Identify the lines in the data below that contain "true" and give only how many there are.

———

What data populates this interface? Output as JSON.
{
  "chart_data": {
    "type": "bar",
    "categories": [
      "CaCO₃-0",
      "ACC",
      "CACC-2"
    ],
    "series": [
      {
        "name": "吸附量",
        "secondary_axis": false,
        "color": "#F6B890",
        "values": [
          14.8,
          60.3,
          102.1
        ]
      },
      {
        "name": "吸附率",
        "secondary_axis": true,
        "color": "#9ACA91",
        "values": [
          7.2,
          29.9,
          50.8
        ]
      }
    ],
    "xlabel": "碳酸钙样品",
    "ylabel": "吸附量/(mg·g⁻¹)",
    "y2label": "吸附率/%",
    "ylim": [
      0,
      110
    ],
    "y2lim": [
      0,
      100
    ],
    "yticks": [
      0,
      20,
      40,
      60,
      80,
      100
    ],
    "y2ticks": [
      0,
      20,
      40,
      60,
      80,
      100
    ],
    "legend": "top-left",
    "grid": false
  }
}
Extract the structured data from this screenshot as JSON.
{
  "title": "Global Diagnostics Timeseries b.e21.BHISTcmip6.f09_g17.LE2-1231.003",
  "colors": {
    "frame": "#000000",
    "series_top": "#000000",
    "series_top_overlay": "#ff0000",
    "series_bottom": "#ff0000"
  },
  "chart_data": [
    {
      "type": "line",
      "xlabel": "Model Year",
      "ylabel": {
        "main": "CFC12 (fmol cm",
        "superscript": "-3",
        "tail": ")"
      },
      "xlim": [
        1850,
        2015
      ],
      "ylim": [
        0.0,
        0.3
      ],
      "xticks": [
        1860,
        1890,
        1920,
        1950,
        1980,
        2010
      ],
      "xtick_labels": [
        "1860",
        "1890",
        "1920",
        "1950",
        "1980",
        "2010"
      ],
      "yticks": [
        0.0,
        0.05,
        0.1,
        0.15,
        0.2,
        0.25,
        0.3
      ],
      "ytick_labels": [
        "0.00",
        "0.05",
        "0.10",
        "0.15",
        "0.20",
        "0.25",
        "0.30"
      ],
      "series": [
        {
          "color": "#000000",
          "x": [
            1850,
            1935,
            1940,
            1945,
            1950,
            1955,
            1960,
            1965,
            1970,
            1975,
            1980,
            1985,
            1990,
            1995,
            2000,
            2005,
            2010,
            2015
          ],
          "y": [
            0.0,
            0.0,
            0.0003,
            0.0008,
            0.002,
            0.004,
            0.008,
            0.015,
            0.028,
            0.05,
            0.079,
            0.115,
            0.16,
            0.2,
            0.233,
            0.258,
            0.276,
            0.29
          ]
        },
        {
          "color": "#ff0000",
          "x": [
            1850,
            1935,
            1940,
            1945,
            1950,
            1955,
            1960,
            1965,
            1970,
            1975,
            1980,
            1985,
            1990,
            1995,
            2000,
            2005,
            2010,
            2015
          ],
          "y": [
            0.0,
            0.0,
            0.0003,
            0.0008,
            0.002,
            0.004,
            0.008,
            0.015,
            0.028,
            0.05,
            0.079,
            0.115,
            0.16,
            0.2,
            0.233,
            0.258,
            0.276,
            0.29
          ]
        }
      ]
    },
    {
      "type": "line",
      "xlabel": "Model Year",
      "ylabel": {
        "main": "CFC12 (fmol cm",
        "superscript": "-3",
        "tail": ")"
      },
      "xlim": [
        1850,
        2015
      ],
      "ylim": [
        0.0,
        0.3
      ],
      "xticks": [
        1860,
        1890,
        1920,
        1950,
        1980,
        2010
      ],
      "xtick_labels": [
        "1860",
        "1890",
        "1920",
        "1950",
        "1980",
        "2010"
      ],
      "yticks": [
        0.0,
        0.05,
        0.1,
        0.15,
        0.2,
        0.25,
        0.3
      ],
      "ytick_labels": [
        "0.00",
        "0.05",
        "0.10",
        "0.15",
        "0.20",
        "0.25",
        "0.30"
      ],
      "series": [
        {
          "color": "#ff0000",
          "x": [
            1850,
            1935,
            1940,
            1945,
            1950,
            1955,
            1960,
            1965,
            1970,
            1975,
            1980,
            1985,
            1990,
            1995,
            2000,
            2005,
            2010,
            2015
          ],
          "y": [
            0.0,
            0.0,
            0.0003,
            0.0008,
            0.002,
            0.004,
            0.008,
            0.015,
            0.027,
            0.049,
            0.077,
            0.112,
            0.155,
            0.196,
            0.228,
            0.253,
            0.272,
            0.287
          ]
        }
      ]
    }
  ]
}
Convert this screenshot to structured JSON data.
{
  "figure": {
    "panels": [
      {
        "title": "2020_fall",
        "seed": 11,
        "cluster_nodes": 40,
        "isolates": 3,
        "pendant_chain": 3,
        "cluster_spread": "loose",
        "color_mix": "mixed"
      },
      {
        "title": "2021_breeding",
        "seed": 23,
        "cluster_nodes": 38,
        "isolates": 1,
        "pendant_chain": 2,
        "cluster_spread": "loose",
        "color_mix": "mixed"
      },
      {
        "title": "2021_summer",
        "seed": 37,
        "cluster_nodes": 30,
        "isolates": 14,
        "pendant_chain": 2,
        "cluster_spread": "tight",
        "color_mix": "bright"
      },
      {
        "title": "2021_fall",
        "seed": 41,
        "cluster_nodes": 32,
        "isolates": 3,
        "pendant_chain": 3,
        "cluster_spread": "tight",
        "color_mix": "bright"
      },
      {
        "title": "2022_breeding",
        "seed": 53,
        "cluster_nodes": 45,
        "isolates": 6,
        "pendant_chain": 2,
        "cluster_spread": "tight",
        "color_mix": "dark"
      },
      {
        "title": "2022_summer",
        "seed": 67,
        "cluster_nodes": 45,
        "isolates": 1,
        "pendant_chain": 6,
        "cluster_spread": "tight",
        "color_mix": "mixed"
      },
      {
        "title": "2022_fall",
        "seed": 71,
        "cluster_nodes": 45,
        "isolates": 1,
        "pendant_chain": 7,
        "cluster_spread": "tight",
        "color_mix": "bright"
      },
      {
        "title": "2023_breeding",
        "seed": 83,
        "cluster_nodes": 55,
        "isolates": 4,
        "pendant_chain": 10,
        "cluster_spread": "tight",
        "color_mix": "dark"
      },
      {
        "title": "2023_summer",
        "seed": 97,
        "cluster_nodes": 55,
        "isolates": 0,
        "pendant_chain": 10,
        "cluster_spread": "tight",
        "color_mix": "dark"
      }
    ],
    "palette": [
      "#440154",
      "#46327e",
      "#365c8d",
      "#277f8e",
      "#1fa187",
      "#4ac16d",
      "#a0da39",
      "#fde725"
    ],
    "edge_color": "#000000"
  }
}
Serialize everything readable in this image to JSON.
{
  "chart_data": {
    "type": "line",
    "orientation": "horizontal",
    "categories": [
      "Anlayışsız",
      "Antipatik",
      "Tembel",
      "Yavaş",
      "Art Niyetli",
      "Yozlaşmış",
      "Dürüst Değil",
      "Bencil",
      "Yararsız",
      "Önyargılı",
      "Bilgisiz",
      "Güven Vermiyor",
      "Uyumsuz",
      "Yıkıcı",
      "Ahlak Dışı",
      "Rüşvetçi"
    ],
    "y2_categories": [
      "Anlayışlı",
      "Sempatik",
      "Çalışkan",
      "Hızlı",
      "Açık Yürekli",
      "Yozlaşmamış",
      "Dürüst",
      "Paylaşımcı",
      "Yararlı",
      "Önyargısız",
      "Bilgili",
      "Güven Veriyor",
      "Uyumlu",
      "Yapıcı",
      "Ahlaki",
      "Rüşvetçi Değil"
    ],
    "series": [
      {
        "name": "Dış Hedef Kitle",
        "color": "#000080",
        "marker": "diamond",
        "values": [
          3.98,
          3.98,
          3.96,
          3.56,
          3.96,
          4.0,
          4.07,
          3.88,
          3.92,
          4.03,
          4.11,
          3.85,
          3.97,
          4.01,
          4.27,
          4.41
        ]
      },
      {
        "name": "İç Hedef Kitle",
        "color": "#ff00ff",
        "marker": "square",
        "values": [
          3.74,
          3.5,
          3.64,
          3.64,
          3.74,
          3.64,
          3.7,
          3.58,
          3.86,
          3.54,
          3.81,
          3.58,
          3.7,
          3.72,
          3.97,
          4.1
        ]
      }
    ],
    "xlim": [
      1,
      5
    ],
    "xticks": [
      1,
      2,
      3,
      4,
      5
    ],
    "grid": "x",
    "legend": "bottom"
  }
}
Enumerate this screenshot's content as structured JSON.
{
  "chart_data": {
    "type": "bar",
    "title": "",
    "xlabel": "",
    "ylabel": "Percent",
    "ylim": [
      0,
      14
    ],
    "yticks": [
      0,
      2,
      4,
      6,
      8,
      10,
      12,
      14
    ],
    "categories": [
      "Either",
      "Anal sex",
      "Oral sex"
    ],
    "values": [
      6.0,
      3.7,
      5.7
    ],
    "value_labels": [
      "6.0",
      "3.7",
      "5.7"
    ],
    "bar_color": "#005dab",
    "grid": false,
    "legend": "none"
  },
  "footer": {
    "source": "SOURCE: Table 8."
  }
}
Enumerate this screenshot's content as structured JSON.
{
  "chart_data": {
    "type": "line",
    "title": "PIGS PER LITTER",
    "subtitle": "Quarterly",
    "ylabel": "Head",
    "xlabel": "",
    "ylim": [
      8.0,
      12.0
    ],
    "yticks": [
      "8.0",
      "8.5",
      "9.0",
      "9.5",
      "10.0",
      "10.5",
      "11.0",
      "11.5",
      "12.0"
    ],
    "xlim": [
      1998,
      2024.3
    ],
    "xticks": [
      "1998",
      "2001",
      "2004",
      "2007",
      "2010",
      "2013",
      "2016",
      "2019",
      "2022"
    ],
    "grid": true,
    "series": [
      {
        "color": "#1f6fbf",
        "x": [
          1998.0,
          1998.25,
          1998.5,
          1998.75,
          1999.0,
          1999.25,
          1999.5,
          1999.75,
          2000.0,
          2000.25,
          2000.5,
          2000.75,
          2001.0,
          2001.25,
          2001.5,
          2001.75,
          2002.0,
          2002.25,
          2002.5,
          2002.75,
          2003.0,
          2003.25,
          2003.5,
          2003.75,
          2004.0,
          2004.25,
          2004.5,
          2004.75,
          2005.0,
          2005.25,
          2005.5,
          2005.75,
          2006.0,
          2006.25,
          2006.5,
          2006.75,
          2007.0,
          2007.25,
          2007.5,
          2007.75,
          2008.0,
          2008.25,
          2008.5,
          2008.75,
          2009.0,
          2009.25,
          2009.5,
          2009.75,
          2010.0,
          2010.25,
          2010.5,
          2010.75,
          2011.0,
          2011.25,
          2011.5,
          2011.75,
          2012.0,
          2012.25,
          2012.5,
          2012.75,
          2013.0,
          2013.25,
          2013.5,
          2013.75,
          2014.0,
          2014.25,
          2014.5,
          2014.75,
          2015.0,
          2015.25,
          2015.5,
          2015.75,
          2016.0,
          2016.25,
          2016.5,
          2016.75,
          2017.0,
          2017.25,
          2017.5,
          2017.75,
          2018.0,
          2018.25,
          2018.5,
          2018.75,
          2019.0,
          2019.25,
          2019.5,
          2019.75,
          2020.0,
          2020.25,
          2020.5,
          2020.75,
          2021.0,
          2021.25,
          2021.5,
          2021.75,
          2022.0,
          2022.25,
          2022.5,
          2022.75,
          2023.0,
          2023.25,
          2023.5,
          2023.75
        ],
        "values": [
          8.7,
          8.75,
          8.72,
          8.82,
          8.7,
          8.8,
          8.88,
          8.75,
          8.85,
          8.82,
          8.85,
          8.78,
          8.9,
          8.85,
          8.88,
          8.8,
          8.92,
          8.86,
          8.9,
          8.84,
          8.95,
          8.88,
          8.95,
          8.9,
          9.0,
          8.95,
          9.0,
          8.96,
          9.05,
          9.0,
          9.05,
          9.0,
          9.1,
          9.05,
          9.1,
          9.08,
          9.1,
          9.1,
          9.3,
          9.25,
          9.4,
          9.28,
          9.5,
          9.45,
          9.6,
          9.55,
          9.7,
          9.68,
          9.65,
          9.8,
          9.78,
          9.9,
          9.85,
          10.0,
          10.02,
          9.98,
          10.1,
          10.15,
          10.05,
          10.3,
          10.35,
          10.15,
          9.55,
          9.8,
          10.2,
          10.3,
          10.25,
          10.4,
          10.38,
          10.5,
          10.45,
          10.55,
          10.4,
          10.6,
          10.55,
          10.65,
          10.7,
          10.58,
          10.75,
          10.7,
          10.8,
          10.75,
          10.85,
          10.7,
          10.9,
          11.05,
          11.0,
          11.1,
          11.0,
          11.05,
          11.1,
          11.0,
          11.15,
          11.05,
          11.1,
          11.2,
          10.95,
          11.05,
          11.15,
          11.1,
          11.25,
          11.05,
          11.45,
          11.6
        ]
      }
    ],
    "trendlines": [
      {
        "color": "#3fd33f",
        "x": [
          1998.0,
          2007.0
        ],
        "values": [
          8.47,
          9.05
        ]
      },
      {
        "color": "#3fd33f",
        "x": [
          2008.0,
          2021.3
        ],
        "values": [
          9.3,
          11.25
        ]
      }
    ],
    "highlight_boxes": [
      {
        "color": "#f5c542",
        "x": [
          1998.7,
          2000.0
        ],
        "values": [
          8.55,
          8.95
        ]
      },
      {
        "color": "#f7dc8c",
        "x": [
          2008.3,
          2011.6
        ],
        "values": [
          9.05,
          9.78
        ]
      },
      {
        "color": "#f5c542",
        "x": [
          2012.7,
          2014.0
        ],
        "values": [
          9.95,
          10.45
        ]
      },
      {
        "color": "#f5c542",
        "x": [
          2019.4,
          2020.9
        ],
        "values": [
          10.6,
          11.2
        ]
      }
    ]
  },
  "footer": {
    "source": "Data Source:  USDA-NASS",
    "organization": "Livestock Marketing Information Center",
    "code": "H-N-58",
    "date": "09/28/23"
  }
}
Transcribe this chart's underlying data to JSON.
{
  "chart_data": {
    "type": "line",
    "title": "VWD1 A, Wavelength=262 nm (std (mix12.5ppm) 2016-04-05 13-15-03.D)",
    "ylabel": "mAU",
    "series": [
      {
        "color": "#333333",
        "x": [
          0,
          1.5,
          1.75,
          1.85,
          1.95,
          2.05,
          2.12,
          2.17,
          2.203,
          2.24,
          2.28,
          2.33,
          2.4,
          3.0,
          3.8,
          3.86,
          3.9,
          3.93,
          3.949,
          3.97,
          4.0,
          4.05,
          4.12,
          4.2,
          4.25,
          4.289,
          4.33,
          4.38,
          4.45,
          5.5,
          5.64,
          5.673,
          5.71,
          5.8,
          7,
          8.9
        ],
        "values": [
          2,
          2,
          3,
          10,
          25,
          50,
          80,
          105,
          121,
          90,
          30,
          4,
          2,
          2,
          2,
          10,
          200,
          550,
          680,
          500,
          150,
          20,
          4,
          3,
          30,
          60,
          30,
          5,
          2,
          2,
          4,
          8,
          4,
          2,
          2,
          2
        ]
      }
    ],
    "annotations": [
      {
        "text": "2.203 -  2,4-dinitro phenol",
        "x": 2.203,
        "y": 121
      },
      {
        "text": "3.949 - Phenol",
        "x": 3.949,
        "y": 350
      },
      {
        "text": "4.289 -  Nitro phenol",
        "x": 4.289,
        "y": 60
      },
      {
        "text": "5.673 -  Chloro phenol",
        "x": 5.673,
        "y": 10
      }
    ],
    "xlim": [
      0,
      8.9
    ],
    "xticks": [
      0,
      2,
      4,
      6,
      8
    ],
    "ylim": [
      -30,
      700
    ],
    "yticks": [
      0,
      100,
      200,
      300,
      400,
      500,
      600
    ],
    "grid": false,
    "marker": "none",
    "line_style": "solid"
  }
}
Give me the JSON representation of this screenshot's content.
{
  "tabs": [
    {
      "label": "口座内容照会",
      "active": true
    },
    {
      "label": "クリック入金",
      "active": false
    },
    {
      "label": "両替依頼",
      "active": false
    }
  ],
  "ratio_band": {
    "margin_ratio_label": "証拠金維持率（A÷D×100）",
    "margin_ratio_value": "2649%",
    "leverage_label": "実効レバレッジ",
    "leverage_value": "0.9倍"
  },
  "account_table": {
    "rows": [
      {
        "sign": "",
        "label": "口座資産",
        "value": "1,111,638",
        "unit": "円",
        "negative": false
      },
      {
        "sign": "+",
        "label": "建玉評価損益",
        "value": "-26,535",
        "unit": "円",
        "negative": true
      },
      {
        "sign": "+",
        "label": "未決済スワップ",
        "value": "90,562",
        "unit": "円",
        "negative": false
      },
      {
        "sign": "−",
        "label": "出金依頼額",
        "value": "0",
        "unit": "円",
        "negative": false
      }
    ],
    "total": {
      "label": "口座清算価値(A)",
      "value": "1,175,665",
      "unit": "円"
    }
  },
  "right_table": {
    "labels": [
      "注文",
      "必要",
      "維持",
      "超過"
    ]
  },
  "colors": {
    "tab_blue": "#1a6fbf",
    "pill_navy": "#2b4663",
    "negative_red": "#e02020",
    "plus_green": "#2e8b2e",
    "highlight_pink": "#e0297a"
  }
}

———

# [EXPECTED OUTPUT]
4